## Input rows:

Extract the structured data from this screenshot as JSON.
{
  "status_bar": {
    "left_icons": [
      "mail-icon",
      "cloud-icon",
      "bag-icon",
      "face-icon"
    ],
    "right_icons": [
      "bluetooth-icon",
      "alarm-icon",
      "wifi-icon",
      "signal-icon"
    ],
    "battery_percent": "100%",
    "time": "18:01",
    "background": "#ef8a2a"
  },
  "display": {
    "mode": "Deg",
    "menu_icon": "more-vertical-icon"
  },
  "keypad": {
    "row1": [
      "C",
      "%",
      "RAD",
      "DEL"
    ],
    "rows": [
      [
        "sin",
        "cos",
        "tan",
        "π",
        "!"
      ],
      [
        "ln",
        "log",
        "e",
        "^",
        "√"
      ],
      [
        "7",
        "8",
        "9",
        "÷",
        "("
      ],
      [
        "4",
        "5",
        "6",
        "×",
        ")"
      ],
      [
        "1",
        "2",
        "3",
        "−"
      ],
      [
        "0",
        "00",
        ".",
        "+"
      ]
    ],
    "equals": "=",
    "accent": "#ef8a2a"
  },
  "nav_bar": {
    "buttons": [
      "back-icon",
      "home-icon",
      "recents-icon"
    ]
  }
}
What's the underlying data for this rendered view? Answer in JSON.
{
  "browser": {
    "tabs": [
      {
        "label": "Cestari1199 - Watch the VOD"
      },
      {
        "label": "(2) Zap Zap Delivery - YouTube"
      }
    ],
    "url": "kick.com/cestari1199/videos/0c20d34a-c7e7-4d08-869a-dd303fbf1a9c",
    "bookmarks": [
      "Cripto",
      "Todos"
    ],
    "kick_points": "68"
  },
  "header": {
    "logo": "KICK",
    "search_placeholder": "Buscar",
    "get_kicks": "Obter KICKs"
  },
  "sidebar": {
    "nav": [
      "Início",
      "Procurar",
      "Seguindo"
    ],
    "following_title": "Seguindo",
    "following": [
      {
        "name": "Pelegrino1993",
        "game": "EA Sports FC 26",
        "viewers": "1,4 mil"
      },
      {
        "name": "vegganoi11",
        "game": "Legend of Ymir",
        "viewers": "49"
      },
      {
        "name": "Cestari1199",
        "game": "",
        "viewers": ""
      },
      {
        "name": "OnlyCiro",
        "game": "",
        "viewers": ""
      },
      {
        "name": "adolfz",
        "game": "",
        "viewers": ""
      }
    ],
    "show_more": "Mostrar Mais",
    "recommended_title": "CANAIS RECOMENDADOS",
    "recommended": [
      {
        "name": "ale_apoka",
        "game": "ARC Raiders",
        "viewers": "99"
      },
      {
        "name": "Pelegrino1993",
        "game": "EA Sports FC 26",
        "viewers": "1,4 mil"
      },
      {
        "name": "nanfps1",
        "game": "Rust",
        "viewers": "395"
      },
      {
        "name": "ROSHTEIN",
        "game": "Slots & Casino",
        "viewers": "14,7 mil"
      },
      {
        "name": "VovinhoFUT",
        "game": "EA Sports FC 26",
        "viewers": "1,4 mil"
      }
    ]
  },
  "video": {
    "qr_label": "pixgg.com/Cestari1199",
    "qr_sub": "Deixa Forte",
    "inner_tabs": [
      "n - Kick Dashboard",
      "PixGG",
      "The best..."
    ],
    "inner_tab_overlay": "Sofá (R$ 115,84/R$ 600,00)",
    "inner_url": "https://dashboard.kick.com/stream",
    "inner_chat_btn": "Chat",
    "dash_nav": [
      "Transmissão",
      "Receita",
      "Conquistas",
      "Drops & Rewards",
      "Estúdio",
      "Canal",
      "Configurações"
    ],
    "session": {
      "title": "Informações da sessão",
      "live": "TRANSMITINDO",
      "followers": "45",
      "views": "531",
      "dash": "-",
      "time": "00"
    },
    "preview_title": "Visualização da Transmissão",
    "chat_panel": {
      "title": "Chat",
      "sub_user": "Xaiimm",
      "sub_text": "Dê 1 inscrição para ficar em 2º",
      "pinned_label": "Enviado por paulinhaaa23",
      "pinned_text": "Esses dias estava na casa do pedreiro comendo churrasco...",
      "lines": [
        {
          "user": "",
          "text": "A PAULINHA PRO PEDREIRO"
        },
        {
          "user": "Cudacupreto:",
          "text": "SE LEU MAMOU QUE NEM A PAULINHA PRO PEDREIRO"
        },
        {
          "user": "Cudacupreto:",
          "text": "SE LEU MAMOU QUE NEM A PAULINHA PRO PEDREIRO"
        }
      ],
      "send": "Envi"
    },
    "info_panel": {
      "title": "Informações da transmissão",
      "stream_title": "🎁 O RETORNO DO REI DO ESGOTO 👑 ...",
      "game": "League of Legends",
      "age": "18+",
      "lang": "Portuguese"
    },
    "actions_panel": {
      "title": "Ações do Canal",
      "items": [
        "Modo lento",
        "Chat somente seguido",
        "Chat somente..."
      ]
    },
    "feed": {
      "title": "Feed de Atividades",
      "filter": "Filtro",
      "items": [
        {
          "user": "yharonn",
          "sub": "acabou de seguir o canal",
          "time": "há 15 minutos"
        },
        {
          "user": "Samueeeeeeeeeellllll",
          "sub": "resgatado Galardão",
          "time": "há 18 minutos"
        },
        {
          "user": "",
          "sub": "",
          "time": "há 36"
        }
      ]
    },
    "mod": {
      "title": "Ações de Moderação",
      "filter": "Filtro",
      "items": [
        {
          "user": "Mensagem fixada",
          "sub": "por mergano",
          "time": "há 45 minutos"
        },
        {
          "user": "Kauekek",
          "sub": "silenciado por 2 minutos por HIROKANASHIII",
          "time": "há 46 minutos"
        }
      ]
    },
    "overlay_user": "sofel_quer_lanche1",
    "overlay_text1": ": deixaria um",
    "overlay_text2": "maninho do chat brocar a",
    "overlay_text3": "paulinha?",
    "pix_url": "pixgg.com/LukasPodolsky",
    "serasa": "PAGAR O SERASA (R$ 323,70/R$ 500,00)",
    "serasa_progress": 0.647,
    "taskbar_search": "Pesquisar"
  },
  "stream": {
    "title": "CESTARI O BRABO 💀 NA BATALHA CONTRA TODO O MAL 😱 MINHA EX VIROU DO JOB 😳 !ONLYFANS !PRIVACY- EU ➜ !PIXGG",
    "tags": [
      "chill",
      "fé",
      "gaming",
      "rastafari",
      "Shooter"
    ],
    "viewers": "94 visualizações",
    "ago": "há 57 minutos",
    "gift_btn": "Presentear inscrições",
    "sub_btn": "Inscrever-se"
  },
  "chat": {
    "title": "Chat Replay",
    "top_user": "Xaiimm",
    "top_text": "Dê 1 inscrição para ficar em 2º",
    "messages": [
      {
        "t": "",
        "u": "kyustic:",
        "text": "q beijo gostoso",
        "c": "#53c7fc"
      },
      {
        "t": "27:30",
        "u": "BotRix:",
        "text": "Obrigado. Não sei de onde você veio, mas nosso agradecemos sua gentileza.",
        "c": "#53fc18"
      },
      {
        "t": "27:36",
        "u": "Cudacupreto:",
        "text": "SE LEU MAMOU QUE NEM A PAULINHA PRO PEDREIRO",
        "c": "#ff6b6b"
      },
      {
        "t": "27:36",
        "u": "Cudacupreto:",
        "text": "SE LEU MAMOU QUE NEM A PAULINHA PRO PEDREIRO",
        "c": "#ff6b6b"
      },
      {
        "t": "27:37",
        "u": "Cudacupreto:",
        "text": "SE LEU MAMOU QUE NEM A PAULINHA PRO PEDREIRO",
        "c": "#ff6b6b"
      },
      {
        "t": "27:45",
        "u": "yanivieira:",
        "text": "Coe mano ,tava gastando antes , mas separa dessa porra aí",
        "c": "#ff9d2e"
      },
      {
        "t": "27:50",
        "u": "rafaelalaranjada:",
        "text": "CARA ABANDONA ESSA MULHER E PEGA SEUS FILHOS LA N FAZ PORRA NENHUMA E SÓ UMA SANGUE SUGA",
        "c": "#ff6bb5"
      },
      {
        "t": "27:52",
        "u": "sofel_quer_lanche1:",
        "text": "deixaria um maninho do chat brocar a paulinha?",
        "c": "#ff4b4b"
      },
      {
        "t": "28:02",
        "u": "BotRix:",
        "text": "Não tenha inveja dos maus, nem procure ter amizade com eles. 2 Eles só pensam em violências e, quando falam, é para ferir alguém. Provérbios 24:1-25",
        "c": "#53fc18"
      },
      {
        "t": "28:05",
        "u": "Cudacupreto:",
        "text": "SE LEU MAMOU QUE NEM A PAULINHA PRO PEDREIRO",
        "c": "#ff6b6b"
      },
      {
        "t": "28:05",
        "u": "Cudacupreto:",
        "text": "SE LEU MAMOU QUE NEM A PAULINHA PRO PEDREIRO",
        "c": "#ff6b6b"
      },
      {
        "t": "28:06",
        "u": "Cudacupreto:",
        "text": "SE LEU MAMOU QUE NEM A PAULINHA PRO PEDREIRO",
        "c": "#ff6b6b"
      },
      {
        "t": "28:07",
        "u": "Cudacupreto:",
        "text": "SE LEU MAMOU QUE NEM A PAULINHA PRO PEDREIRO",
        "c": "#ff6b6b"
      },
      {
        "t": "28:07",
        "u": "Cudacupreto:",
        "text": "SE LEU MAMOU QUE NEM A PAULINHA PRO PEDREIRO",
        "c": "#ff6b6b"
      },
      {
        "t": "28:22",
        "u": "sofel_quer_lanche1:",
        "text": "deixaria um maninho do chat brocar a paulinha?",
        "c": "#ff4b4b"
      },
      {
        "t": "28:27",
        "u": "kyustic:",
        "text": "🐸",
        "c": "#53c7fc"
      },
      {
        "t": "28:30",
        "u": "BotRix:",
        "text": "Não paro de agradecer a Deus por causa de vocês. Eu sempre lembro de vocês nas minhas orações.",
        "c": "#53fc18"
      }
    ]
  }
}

## The request:
Count every line in the data where the string "ficar" occurs. Give nothing except the number.

## Exercise response:
2